> [What you need to do] Return each line of the listing that contains the string "title".

╔══

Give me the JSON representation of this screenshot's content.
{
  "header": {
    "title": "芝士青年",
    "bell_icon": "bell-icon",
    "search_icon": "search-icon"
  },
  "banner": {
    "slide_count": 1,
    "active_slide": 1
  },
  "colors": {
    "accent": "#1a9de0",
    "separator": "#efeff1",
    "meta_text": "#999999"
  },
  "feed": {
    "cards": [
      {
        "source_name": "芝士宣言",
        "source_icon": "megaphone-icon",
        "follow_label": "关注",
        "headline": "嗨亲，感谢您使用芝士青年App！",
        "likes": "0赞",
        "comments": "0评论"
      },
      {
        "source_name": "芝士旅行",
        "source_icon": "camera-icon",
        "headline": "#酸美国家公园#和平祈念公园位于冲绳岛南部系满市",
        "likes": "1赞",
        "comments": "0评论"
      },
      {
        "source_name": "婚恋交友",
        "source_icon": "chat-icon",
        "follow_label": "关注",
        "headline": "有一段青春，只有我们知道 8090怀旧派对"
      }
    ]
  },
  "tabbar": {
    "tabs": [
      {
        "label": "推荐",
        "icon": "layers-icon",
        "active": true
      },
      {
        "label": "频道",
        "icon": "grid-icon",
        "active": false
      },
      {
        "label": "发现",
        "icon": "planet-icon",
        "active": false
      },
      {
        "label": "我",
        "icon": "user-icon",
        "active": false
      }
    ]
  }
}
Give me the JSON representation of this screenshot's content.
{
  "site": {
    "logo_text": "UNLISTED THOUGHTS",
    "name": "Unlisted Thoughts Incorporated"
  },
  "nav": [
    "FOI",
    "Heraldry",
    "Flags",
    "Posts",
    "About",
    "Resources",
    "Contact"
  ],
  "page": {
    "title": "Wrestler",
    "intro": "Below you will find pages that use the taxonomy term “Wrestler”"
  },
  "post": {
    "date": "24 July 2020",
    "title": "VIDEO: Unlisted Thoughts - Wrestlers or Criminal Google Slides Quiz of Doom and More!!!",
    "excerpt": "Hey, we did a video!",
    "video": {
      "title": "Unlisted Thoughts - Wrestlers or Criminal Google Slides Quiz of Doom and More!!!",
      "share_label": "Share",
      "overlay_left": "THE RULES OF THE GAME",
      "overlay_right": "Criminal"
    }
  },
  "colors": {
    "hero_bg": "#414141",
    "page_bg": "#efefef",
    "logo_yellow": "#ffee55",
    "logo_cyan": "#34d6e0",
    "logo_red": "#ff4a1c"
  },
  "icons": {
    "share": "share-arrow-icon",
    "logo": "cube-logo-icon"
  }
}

╚══

> [Exercise result]
    "title": "芝士青年",
    "title": "Wrestler",
    "title": "VIDEO: Unlisted Thoughts - Wrestlers or Criminal Google Slides Quiz of Doom and More!!!",
      "title": "Unlisted Thoughts - Wrestlers or Criminal Google Slides Quiz of Doom and More!!!",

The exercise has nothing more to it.